--- BEGIN STORED DATA ---
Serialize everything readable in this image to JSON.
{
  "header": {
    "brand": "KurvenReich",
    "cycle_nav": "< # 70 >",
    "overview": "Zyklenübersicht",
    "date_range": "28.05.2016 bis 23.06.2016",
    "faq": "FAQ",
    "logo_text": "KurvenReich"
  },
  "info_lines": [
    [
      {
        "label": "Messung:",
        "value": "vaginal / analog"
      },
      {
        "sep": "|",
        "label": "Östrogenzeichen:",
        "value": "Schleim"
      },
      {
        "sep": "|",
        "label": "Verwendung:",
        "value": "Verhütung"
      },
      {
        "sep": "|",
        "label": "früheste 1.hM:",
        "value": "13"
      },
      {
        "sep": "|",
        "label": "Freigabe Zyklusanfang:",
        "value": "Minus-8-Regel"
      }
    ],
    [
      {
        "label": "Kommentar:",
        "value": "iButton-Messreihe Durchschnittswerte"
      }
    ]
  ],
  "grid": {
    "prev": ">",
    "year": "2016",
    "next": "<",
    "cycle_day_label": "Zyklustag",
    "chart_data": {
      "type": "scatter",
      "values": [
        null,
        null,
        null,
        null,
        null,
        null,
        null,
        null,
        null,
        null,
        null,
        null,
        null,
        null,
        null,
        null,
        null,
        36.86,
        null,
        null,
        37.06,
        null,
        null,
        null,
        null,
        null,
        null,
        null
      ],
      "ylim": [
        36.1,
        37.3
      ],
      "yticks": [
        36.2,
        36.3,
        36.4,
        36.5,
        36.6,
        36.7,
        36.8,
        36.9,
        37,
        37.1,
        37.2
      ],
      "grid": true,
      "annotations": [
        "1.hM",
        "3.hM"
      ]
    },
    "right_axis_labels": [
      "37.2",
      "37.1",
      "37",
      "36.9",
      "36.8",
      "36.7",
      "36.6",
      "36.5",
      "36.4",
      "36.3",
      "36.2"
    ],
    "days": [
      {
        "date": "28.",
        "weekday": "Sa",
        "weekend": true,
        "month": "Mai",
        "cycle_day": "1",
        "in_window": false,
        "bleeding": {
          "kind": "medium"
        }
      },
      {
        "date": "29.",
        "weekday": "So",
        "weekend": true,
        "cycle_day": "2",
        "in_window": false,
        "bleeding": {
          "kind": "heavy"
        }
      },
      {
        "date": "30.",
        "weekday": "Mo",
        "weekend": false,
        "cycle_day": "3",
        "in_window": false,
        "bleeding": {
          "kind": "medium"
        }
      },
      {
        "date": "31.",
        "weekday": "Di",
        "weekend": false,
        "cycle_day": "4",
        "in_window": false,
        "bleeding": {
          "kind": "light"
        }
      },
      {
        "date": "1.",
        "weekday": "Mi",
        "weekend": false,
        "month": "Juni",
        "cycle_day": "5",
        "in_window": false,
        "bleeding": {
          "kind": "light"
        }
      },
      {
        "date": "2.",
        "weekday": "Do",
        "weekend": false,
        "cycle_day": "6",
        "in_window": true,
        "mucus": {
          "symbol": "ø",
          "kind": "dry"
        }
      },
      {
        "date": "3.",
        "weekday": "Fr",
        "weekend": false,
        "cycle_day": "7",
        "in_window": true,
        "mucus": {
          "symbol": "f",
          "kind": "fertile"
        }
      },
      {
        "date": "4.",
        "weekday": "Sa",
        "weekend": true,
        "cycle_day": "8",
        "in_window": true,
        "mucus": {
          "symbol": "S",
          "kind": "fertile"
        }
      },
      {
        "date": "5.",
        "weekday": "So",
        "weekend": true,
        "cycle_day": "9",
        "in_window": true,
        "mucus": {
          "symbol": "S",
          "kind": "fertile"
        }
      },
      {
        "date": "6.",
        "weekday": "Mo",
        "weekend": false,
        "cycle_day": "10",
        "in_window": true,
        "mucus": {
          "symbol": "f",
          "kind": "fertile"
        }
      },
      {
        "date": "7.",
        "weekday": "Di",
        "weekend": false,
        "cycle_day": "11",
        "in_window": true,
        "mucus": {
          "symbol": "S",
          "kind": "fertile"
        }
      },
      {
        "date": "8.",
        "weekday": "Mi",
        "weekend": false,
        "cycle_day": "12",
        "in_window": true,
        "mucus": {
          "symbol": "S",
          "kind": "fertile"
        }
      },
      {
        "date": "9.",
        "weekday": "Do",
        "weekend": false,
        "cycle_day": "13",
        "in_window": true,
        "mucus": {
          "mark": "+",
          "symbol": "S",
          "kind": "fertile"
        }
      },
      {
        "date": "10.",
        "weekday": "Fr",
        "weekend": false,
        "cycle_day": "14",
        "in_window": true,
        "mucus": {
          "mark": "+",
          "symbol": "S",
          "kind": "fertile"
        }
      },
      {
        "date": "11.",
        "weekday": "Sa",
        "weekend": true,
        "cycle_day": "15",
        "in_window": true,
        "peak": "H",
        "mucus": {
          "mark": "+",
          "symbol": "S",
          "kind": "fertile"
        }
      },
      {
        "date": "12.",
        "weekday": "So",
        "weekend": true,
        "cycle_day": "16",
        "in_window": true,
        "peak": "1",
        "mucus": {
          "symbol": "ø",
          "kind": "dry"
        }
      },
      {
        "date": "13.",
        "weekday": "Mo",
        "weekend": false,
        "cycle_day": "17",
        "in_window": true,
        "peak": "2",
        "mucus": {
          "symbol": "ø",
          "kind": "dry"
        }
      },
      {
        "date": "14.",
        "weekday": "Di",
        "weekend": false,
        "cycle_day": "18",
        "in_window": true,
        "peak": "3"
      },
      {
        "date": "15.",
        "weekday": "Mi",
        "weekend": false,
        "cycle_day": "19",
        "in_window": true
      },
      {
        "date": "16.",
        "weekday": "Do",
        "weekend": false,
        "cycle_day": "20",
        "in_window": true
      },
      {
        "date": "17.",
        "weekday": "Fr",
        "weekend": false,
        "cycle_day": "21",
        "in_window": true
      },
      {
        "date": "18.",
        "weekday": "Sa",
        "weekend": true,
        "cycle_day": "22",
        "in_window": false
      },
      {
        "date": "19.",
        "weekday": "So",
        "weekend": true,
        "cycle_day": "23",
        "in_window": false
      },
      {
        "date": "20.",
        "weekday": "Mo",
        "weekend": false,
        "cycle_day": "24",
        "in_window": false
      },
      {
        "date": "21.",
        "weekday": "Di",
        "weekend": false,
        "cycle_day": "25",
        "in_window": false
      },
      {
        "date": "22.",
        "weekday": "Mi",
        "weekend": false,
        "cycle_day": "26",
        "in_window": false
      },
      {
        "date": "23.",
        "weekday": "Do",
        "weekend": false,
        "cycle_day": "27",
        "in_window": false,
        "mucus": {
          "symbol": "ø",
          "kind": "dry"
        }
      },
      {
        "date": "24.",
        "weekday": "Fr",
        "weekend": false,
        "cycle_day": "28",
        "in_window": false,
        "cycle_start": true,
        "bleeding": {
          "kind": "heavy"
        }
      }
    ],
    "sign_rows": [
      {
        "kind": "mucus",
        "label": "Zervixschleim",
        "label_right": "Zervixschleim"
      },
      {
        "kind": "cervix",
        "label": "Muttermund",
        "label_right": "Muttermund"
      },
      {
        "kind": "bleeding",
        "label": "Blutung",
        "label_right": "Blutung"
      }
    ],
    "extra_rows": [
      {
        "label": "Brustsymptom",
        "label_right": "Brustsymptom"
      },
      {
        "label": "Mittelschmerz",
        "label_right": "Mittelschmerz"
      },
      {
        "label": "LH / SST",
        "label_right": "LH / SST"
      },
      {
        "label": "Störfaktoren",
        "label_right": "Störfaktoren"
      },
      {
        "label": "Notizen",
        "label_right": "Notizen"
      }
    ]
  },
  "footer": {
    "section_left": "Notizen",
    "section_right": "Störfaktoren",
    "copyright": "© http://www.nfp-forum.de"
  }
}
--- END STORED DATA ---
TASK DESCRIPTION — Pull every line containing the word "Mittelschmerz" out of the material and copy it.

EXERCISE ANSWER —
        "label": "Mittelschmerz",
        "label_right": "Mittelschmerz"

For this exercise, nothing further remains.